• EXERCISE: Reproduce all of the data below without alteration; exclude every picture.

Excerpt from a dataset
________________
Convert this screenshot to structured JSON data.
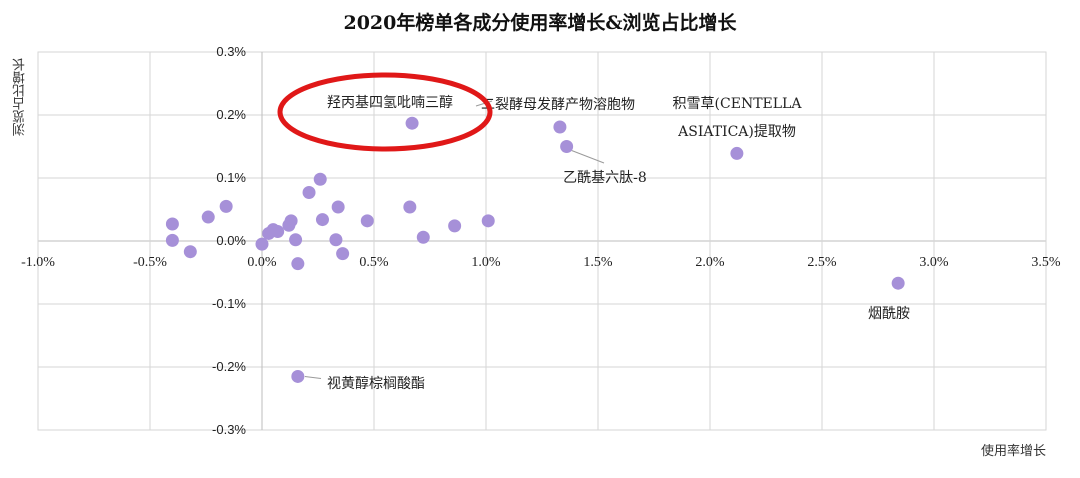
{
  "chart_data": {
    "type": "scatter",
    "title": "2020年榜单各成分使用率增长&浏览占比增长",
    "xlabel": "使用率增长",
    "ylabel": "浏览占比增长",
    "xlim": [
      -0.01,
      0.035
    ],
    "ylim": [
      -0.003,
      0.003
    ],
    "x_ticks": [
      -0.01,
      -0.005,
      0.0,
      0.005,
      0.01,
      0.015,
      0.02,
      0.025,
      0.03,
      0.035
    ],
    "x_tick_labels": [
      "-1.0%",
      "-0.5%",
      "0.0%",
      "0.5%",
      "1.0%",
      "1.5%",
      "2.0%",
      "2.5%",
      "3.0%",
      "3.5%"
    ],
    "y_ticks": [
      0.003,
      0.002,
      0.001,
      0.0,
      -0.001,
      -0.002,
      -0.003
    ],
    "y_tick_labels": [
      "0.3%",
      "0.2%",
      "0.1%",
      "0.0%",
      "-0.1%",
      "-0.2%",
      "-0.3%"
    ],
    "grid": true,
    "point_color": "#a690d8",
    "highlight_color": "#e01818",
    "points": [
      {
        "x": -0.004,
        "y": 0.00027
      },
      {
        "x": -0.004,
        "y": 1e-05
      },
      {
        "x": -0.0032,
        "y": -0.00017
      },
      {
        "x": -0.0024,
        "y": 0.00038
      },
      {
        "x": -0.0016,
        "y": 0.00055
      },
      {
        "x": 0.0,
        "y": -5e-05
      },
      {
        "x": 0.0003,
        "y": 0.00012
      },
      {
        "x": 0.0005,
        "y": 0.00018
      },
      {
        "x": 0.0007,
        "y": 0.00015
      },
      {
        "x": 0.0012,
        "y": 0.00025
      },
      {
        "x": 0.0013,
        "y": 0.00032
      },
      {
        "x": 0.0015,
        "y": 2e-05
      },
      {
        "x": 0.0016,
        "y": -0.00036
      },
      {
        "x": 0.0021,
        "y": 0.00077
      },
      {
        "x": 0.0026,
        "y": 0.00098
      },
      {
        "x": 0.0027,
        "y": 0.00034
      },
      {
        "x": 0.0033,
        "y": 2e-05
      },
      {
        "x": 0.0034,
        "y": 0.00054
      },
      {
        "x": 0.0036,
        "y": -0.0002
      },
      {
        "x": 0.0047,
        "y": 0.00032
      },
      {
        "x": 0.0066,
        "y": 0.00054
      },
      {
        "x": 0.0072,
        "y": 6e-05
      },
      {
        "x": 0.0086,
        "y": 0.00024
      },
      {
        "x": 0.0101,
        "y": 0.00032
      },
      {
        "x": 0.0067,
        "y": 0.00187,
        "label": "羟丙基四氢吡喃三醇",
        "highlight": true
      },
      {
        "x": 0.0133,
        "y": 0.00181,
        "label": "二裂酵母发酵产物溶胞物"
      },
      {
        "x": 0.0136,
        "y": 0.0015,
        "label": "乙酰基六肽-8"
      },
      {
        "x": 0.0212,
        "y": 0.00139,
        "label": "积雪草(CENTELLA ASIATICA)提取物",
        "label_lines": [
          "积雪草(CENTELLA",
          "ASIATICA)提取物"
        ]
      },
      {
        "x": 0.0284,
        "y": -0.00067,
        "label": "烟酰胺"
      },
      {
        "x": 0.0016,
        "y": -0.00215,
        "label": "视黄醇棕榈酸酯"
      }
    ]
  }
}
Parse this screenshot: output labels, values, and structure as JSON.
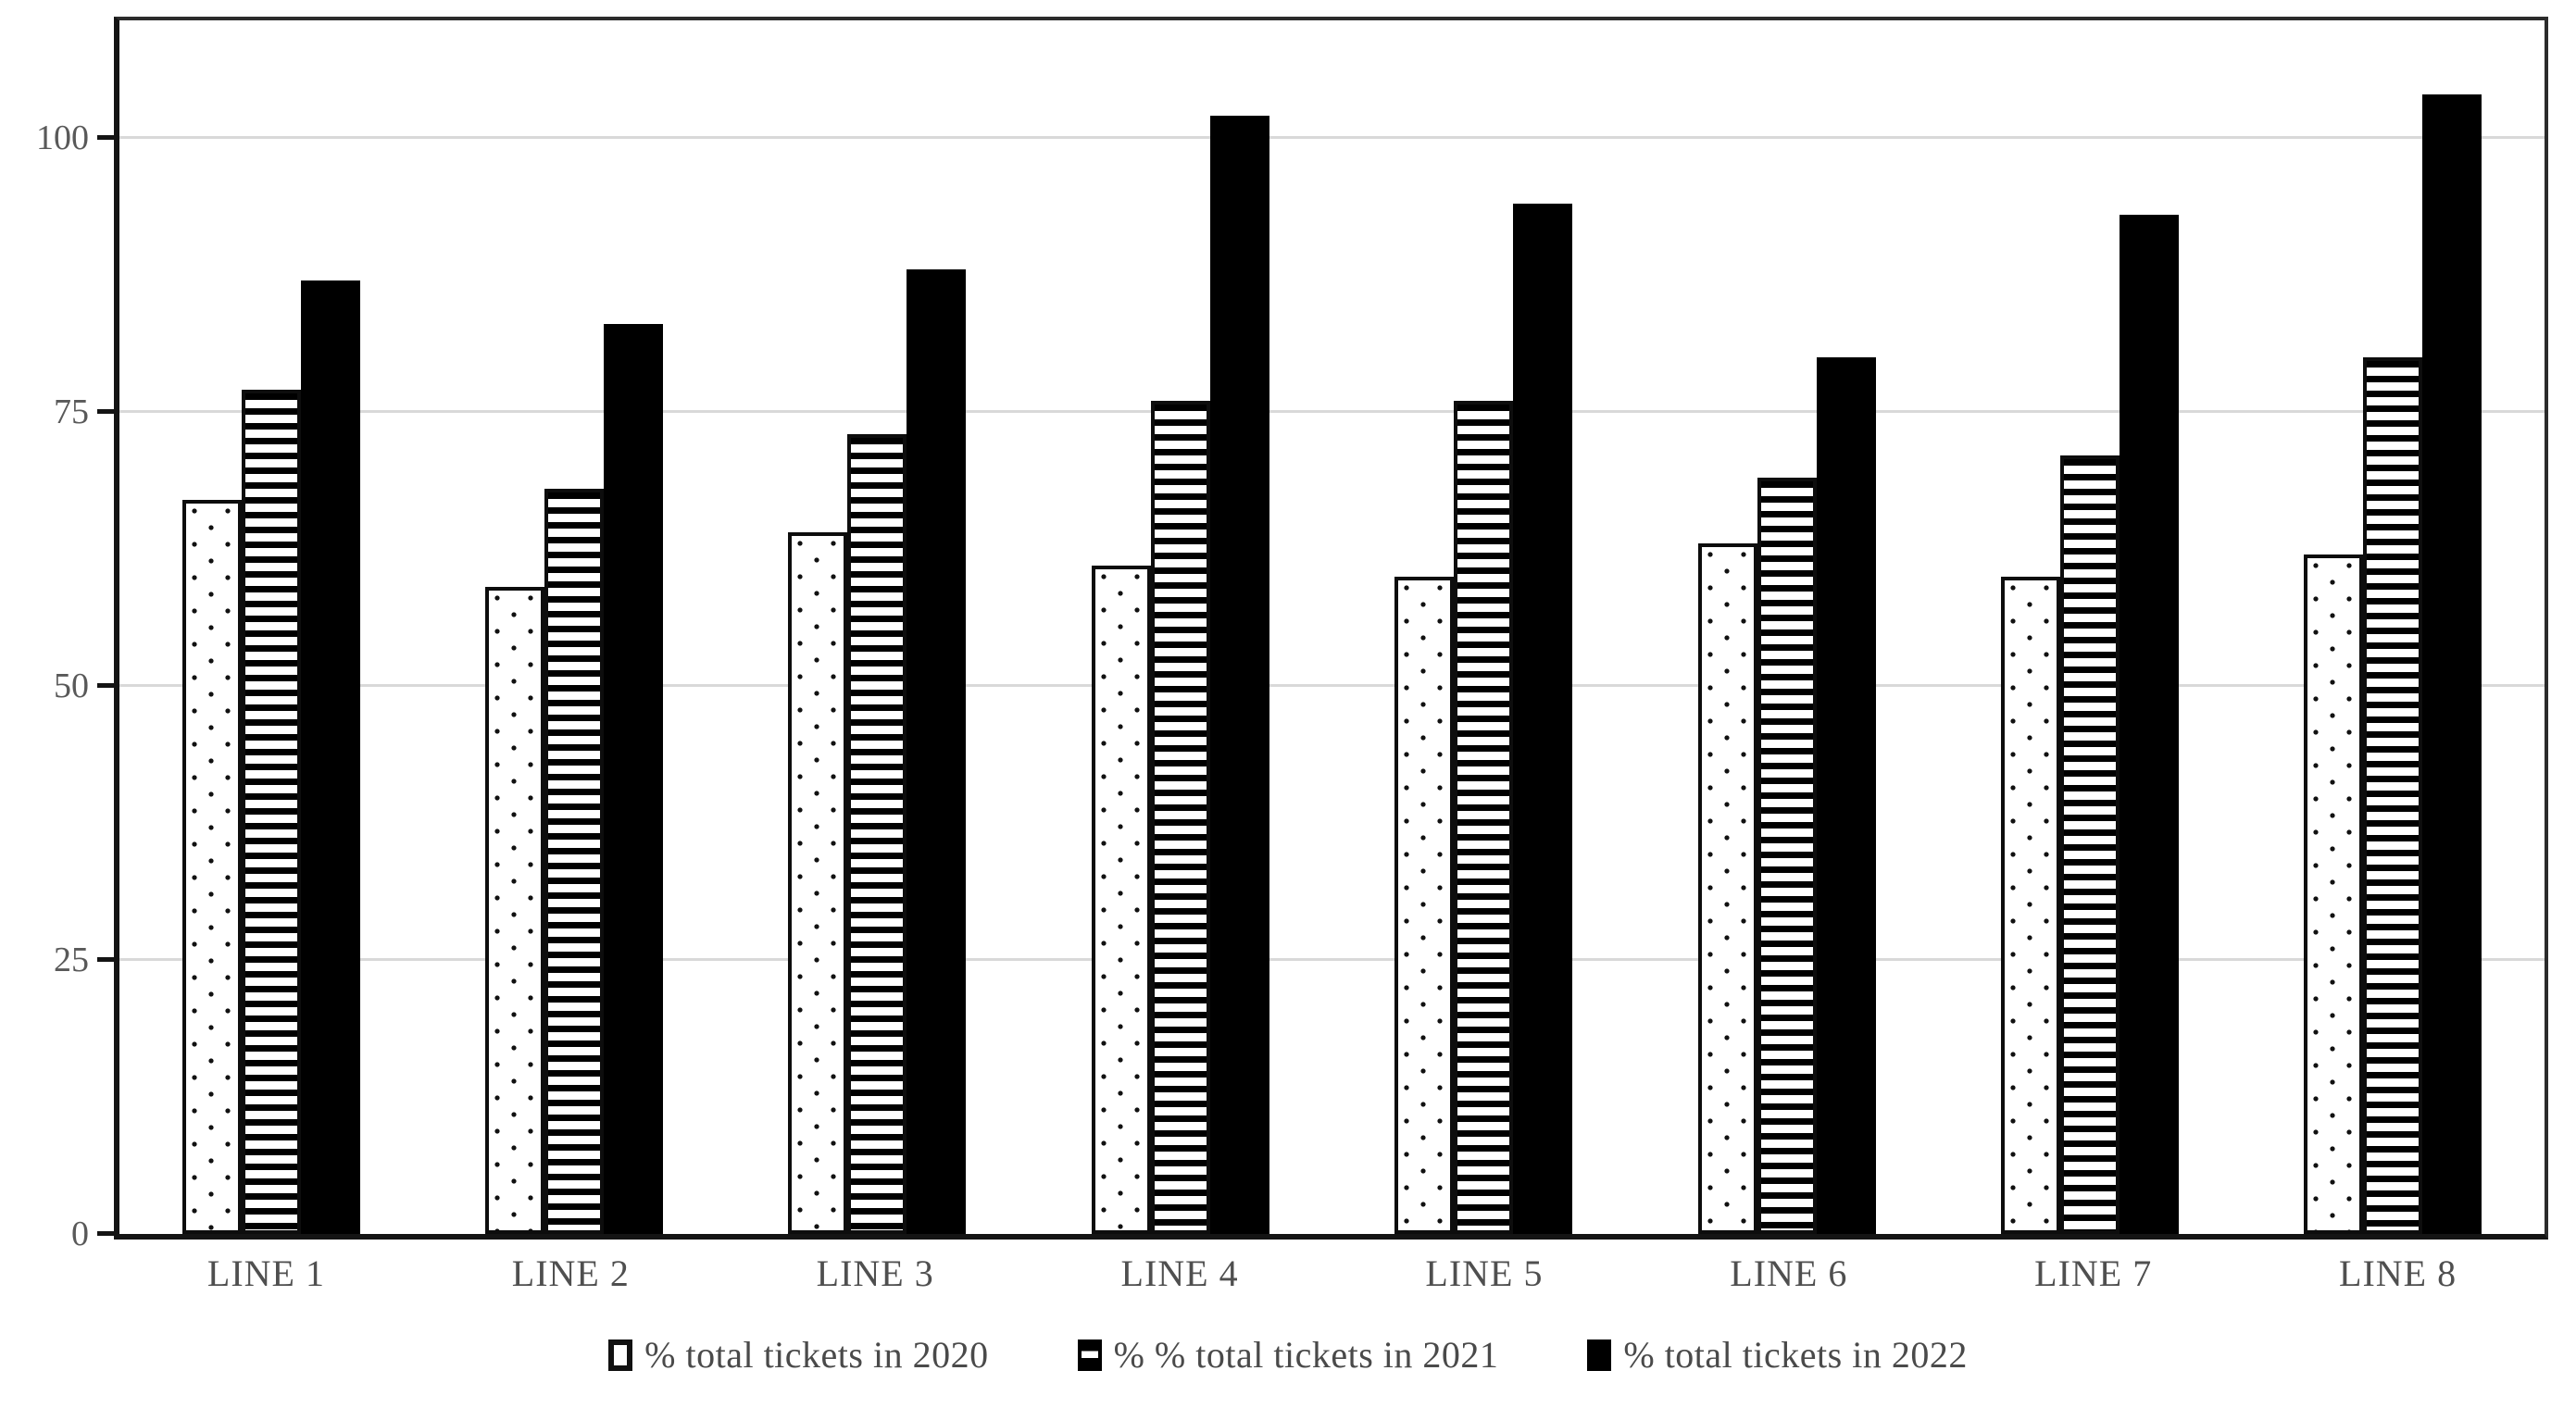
{
  "chart_data": {
    "type": "bar",
    "title": "",
    "xlabel": "",
    "ylabel": "",
    "categories": [
      "LINE 1",
      "LINE 2",
      "LINE 3",
      "LINE 4",
      "LINE 5",
      "LINE 6",
      "LINE 7",
      "LINE 8"
    ],
    "series": [
      {
        "name": "% total tickets in 2020",
        "pattern": "dots",
        "marker": "white-square-black-border",
        "values": [
          67,
          59,
          64,
          61,
          60,
          63,
          60,
          62
        ]
      },
      {
        "name": "% % total tickets in 2021",
        "pattern": "horizontal-stripes",
        "marker": "black-square-white-stripe",
        "values": [
          77,
          68,
          73,
          76,
          76,
          69,
          71,
          80
        ]
      },
      {
        "name": "% total tickets in 2022",
        "pattern": "solid-black",
        "marker": "black-square",
        "values": [
          87,
          83,
          88,
          102,
          94,
          80,
          93,
          104
        ]
      }
    ],
    "yticks": [
      0,
      25,
      50,
      75,
      100
    ],
    "ylim": [
      0,
      111
    ],
    "grid": "horizontal",
    "legend_position": "bottom"
  },
  "colors": {
    "bar_fill": "#000000",
    "bar_background": "#ffffff",
    "gridline": "#d9d9d9",
    "axis": "#141414",
    "tick_label": "#595959",
    "legend_text": "#4a4a4a"
  }
}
________________
• SOLUTION TO THIS EXERCISE:
Convert this screenshot to structured JSON data.
{
  "chart_data": {
    "type": "scatter",
    "title": "2020年榜单各成分使用率增长&浏览占比增长",
    "xlabel": "使用率增长",
    "ylabel": "浏览占比增长",
    "xlim": [
      -0.01,
      0.035
    ],
    "ylim": [
      -0.003,
      0.003
    ],
    "x_ticks": [
      -0.01,
      -0.005,
      0.0,
      0.005,
      0.01,
      0.015,
      0.02,
      0.025,
      0.03,
      0.035
    ],
    "x_tick_labels": [
      "-1.0%",
      "-0.5%",
      "0.0%",
      "0.5%",
      "1.0%",
      "1.5%",
      "2.0%",
      "2.5%",
      "3.0%",
      "3.5%"
    ],
    "y_ticks": [
      0.003,
      0.002,
      0.001,
      0.0,
      -0.001,
      -0.002,
      -0.003
    ],
    "y_tick_labels": [
      "0.3%",
      "0.2%",
      "0.1%",
      "0.0%",
      "-0.1%",
      "-0.2%",
      "-0.3%"
    ],
    "grid": true,
    "point_color": "#a690d8",
    "highlight_color": "#e01818",
    "points": [
      {
        "x": -0.004,
        "y": 0.00027
      },
      {
        "x": -0.004,
        "y": 1e-05
      },
      {
        "x": -0.0032,
        "y": -0.00017
      },
      {
        "x": -0.0024,
        "y": 0.00038
      },
      {
        "x": -0.0016,
        "y": 0.00055
      },
      {
        "x": 0.0,
        "y": -5e-05
      },
      {
        "x": 0.0003,
        "y": 0.00012
      },
      {
        "x": 0.0005,
        "y": 0.00018
      },
      {
        "x": 0.0007,
        "y": 0.00015
      },
      {
        "x": 0.0012,
        "y": 0.00025
      },
      {
        "x": 0.0013,
        "y": 0.00032
      },
      {
        "x": 0.0015,
        "y": 2e-05
      },
      {
        "x": 0.0016,
        "y": -0.00036
      },
      {
        "x": 0.0021,
        "y": 0.00077
      },
      {
        "x": 0.0026,
        "y": 0.00098
      },
      {
        "x": 0.0027,
        "y": 0.00034
      },
      {
        "x": 0.0033,
        "y": 2e-05
      },
      {
        "x": 0.0034,
        "y": 0.00054
      },
      {
        "x": 0.0036,
        "y": -0.0002
      },
      {
        "x": 0.0047,
        "y": 0.00032
      },
      {
        "x": 0.0066,
        "y": 0.00054
      },
      {
        "x": 0.0072,
        "y": 6e-05
      },
      {
        "x": 0.0086,
        "y": 0.00024
      },
      {
        "x": 0.0101,
        "y": 0.00032
      },
      {
        "x": 0.0067,
        "y": 0.00187,
        "label": "羟丙基四氢吡喃三醇",
        "highlight": true
      },
      {
        "x": 0.0133,
        "y": 0.00181,
        "label": "二裂酵母发酵产物溶胞物"
      },
      {
        "x": 0.0136,
        "y": 0.0015,
        "label": "乙酰基六肽-8"
      },
      {
        "x": 0.0212,
        "y": 0.00139,
        "label": "积雪草(CENTELLA ASIATICA)提取物",
        "label_lines": [
          "积雪草(CENTELLA",
          "ASIATICA)提取物"
        ]
      },
      {
        "x": 0.0284,
        "y": -0.00067,
        "label": "烟酰胺"
      },
      {
        "x": 0.0016,
        "y": -0.00215,
        "label": "视黄醇棕榈酸酯"
      }
    ]
  }
}
Parse this screenshot: output labels, values, and structure as JSON.
{
  "chart_data": {
    "type": "bar",
    "title": "",
    "xlabel": "",
    "ylabel": "",
    "categories": [
      "LINE 1",
      "LINE 2",
      "LINE 3",
      "LINE 4",
      "LINE 5",
      "LINE 6",
      "LINE 7",
      "LINE 8"
    ],
    "series": [
      {
        "name": "% total tickets in 2020",
        "pattern": "dots",
        "marker": "white-square-black-border",
        "values": [
          67,
          59,
          64,
          61,
          60,
          63,
          60,
          62
        ]
      },
      {
        "name": "% % total tickets in 2021",
        "pattern": "horizontal-stripes",
        "marker": "black-square-white-stripe",
        "values": [
          77,
          68,
          73,
          76,
          76,
          69,
          71,
          80
        ]
      },
      {
        "name": "% total tickets in 2022",
        "pattern": "solid-black",
        "marker": "black-square",
        "values": [
          87,
          83,
          88,
          102,
          94,
          80,
          93,
          104
        ]
      }
    ],
    "yticks": [
      0,
      25,
      50,
      75,
      100
    ],
    "ylim": [
      0,
      111
    ],
    "grid": "horizontal",
    "legend_position": "bottom"
  },
  "colors": {
    "bar_fill": "#000000",
    "bar_background": "#ffffff",
    "gridline": "#d9d9d9",
    "axis": "#141414",
    "tick_label": "#595959",
    "legend_text": "#4a4a4a"
  }
}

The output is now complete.